** Start Rows **

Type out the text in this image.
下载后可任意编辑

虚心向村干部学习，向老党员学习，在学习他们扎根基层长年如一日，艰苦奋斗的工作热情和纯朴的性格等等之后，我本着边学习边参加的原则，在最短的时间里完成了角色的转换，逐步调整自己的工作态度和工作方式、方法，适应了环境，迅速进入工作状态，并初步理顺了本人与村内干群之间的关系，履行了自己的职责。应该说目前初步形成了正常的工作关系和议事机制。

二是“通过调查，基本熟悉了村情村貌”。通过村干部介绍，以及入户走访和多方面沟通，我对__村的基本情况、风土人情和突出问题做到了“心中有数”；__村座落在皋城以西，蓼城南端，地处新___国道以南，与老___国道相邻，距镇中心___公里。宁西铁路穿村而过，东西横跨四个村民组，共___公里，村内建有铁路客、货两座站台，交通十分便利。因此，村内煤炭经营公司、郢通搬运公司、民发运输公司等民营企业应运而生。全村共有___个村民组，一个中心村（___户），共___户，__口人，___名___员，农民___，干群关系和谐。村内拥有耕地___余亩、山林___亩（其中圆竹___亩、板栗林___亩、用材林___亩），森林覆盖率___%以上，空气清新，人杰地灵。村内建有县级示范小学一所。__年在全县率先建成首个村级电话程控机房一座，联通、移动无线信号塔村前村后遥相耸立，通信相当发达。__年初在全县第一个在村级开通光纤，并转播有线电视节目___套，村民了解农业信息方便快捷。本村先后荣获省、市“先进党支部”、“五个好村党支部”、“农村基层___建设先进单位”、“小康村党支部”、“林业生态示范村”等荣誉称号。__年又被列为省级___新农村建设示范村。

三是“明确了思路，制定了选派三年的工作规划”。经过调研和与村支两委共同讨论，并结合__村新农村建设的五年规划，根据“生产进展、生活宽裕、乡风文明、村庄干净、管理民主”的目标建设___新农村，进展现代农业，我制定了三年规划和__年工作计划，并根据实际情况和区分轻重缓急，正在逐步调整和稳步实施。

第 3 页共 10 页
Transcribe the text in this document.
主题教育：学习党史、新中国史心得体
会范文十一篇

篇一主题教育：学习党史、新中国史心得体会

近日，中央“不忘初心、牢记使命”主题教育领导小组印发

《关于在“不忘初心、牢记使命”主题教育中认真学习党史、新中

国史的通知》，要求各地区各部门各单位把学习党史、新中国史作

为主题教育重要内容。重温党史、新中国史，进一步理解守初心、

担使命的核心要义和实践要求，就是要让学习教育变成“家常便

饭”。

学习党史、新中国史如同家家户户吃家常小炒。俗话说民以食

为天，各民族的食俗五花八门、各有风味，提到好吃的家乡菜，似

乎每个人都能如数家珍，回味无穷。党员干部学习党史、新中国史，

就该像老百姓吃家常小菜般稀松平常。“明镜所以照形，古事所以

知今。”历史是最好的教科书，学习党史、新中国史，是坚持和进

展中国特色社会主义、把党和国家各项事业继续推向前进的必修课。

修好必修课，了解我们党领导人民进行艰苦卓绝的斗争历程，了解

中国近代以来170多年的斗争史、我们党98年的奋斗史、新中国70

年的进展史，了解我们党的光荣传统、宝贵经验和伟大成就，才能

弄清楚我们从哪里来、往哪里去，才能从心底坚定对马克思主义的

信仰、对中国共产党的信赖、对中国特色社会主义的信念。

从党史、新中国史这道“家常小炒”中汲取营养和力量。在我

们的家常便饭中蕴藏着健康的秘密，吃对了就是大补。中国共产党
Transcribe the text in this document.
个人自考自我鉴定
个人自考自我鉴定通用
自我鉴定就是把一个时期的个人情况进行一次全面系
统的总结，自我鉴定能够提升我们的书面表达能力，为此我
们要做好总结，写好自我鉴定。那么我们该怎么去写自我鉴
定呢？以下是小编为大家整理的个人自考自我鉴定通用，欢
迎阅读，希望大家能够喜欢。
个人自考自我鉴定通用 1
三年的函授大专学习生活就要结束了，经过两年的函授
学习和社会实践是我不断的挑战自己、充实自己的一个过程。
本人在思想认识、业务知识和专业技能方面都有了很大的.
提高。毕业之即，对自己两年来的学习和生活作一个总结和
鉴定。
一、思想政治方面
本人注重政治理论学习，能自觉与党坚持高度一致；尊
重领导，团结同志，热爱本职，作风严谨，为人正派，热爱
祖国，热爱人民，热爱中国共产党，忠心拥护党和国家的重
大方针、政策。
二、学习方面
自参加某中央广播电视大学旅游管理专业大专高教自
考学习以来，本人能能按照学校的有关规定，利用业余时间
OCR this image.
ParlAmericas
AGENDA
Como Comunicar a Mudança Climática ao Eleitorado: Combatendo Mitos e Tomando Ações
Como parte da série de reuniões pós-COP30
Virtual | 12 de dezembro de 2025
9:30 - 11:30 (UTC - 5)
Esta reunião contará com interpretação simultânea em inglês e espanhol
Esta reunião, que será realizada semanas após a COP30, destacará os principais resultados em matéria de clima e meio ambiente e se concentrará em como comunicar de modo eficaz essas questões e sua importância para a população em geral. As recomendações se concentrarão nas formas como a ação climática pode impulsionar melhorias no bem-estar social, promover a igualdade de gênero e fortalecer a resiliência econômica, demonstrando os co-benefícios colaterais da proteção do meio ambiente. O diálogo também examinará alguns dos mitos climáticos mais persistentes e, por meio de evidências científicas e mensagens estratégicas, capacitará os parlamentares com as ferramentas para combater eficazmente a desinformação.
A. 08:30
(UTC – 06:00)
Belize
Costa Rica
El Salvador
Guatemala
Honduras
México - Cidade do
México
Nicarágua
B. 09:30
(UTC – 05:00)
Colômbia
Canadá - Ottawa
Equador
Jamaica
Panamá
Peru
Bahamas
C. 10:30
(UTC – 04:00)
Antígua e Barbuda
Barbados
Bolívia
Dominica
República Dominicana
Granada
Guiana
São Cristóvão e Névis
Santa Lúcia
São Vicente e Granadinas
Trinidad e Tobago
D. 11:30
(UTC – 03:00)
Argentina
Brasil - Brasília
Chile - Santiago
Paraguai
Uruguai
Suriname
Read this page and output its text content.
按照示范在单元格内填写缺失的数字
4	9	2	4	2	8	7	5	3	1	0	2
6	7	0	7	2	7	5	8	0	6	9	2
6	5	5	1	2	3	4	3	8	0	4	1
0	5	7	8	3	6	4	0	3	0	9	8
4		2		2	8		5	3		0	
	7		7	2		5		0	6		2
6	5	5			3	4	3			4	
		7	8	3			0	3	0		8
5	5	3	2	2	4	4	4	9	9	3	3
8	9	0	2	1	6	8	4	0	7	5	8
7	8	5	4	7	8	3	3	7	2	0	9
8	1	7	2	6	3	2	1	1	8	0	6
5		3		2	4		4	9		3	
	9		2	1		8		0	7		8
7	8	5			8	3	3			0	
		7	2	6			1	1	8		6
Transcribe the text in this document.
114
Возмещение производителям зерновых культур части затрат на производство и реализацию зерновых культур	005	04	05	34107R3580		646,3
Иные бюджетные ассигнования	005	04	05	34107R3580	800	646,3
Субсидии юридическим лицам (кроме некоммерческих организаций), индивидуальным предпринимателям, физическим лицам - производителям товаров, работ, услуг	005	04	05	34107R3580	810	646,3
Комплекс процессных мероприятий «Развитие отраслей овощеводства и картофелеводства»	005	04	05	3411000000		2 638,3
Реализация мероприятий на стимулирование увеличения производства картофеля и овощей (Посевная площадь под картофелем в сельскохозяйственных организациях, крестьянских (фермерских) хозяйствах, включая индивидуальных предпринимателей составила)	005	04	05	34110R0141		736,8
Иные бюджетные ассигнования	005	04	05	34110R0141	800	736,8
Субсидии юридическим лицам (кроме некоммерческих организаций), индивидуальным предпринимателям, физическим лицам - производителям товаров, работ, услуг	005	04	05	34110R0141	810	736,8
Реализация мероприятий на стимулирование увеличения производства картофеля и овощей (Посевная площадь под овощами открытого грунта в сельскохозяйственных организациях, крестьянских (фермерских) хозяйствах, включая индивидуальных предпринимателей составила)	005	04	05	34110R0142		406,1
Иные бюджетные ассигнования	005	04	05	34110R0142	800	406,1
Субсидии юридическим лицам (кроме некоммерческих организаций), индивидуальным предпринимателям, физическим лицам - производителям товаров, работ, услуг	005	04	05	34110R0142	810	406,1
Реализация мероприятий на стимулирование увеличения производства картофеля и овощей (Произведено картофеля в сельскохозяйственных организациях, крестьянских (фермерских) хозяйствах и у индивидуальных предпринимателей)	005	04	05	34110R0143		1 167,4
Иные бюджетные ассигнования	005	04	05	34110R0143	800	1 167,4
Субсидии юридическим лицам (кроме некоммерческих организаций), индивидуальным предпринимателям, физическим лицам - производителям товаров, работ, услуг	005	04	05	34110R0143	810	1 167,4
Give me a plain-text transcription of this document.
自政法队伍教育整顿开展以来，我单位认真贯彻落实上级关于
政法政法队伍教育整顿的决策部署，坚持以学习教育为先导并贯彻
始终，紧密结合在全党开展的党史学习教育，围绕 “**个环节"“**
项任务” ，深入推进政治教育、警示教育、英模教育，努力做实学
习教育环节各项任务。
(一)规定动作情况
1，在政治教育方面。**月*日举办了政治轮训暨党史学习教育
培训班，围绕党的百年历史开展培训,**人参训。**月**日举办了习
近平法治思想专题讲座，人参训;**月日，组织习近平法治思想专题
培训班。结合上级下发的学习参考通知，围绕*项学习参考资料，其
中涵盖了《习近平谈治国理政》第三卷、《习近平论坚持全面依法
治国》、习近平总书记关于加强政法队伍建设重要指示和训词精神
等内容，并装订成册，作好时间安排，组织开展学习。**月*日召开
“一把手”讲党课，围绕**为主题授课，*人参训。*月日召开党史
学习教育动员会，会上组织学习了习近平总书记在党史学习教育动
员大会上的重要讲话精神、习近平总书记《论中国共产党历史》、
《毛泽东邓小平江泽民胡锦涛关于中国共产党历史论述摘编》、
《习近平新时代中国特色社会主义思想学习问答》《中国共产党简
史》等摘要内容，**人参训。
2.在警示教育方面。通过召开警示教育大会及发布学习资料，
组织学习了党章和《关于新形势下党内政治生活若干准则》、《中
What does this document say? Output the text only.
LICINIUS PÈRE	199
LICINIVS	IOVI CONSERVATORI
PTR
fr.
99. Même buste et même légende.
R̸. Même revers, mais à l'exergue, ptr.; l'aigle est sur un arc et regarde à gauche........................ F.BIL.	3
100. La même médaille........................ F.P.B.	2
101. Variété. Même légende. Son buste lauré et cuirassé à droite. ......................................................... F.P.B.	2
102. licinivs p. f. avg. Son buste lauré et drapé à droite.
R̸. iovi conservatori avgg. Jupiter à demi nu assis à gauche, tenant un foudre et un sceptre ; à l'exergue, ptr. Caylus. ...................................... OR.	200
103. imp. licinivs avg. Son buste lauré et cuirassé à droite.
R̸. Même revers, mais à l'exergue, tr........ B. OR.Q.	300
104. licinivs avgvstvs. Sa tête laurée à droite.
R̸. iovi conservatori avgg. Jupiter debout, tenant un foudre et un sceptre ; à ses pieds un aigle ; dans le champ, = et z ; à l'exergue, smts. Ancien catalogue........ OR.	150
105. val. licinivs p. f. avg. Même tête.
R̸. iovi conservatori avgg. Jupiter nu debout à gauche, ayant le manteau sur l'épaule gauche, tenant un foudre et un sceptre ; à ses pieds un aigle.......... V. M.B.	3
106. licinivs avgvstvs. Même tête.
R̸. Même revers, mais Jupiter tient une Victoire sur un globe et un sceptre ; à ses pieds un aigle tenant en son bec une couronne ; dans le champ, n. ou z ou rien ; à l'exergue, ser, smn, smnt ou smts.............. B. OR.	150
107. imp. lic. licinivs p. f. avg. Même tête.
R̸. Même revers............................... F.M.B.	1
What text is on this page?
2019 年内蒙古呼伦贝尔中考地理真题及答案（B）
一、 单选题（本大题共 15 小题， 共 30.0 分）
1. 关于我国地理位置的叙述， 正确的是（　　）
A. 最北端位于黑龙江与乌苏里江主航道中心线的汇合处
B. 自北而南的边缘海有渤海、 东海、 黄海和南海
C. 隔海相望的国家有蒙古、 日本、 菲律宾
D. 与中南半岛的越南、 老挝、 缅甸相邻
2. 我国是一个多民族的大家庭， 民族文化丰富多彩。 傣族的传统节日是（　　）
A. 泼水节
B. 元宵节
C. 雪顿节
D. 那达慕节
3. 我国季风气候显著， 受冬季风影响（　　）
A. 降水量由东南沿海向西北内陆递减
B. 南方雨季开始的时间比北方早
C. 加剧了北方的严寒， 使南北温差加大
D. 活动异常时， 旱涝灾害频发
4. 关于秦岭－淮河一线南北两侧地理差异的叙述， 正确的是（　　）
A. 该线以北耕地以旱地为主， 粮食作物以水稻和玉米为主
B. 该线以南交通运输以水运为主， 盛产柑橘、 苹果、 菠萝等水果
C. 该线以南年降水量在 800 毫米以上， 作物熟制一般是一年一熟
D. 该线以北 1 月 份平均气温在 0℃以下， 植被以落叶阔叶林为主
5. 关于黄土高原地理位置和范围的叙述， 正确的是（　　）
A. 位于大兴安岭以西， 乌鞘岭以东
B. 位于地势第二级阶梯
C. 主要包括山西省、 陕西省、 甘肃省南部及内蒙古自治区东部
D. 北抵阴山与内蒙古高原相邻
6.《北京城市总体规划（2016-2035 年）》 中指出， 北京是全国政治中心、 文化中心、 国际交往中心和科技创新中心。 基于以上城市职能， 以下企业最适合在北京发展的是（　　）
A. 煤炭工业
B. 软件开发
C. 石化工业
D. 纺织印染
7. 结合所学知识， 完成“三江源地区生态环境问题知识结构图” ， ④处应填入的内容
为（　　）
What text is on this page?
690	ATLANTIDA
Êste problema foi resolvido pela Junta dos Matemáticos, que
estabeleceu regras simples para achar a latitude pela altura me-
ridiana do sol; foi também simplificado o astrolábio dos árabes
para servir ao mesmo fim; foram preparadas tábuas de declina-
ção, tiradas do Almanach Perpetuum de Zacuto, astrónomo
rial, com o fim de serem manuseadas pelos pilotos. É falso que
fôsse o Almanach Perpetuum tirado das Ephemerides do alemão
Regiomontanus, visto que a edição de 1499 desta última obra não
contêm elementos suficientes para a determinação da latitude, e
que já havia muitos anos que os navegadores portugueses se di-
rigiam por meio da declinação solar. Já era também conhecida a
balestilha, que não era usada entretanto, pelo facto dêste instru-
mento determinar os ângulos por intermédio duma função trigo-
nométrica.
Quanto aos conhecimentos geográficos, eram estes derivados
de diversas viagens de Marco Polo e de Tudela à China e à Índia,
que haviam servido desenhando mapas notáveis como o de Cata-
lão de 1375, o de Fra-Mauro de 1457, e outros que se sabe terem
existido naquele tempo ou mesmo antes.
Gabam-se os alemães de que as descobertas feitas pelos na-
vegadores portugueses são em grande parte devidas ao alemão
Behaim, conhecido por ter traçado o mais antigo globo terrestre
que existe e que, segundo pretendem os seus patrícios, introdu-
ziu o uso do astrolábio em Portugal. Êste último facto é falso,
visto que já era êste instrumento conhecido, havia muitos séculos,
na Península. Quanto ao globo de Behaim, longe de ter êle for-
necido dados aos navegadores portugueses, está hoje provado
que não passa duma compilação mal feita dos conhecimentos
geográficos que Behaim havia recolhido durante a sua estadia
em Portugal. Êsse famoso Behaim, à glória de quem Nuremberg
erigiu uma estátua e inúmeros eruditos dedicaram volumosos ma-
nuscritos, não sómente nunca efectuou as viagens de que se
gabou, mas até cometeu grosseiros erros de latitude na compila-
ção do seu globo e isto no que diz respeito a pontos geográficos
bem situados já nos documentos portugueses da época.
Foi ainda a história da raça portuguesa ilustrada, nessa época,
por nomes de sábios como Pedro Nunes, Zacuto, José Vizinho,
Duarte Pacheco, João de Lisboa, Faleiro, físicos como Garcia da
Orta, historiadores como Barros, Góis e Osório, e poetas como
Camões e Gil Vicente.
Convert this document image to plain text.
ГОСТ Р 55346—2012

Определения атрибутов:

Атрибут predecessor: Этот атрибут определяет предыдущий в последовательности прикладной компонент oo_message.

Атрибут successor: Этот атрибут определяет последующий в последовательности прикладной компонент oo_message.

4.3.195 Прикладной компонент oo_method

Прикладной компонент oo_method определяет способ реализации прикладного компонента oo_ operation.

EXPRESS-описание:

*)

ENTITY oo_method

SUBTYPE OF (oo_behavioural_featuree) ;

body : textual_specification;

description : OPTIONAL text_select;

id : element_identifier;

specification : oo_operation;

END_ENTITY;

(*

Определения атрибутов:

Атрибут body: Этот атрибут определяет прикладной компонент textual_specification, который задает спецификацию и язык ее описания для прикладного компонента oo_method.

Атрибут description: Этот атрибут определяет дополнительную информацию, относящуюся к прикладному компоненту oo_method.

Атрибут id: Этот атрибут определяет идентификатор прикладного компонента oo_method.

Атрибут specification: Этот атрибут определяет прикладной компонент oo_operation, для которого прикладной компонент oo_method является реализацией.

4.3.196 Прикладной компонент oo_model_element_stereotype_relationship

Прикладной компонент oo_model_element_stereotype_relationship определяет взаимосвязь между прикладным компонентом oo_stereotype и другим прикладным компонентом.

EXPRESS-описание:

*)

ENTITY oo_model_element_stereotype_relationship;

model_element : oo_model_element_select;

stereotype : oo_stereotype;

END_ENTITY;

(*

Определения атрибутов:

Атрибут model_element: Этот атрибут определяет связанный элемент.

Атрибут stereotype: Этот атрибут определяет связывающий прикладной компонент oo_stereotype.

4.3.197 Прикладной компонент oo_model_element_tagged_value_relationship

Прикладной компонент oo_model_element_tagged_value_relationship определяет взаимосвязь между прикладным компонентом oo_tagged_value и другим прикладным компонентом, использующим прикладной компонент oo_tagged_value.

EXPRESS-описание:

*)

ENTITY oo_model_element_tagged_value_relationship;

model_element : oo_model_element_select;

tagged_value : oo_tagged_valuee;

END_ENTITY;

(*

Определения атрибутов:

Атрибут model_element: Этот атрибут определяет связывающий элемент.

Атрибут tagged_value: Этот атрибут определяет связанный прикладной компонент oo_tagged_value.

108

** End Rows **

Problem >> Extract every line of the records above that contains the word "мероприятий".

Complete answer >>
Комплекс процессных мероприятий «Развитие отраслей овощеводства и картофелеводства»	005	04	05	3411000000		2 638,3
Реализация мероприятий на стимулирование увеличения производства картофеля и овощей (Посевная площадь под картофелем в сельскохозяйственных организациях, крестьянских (фермерских) хозяйствах, включая индивидуальных предпринимателей составила)	005	04	05	34110R0141		736,8
Реализация мероприятий на стимулирование увеличения производства картофеля и овощей (Посевная площадь под овощами открытого грунта в сельскохозяйственных организациях, крестьянских (фермерских) хозяйствах, включая индивидуальных предпринимателей составила)	005	04	05	34110R0142		406,1
Реализация мероприятий на стимулирование увеличения производства картофеля и овощей (Произведено картофеля в сельскохозяйственных организациях, крестьянских (фермерских) хозяйствах и у индивидуальных предпринимателей)	005	04	05	34110R0143		1 167,4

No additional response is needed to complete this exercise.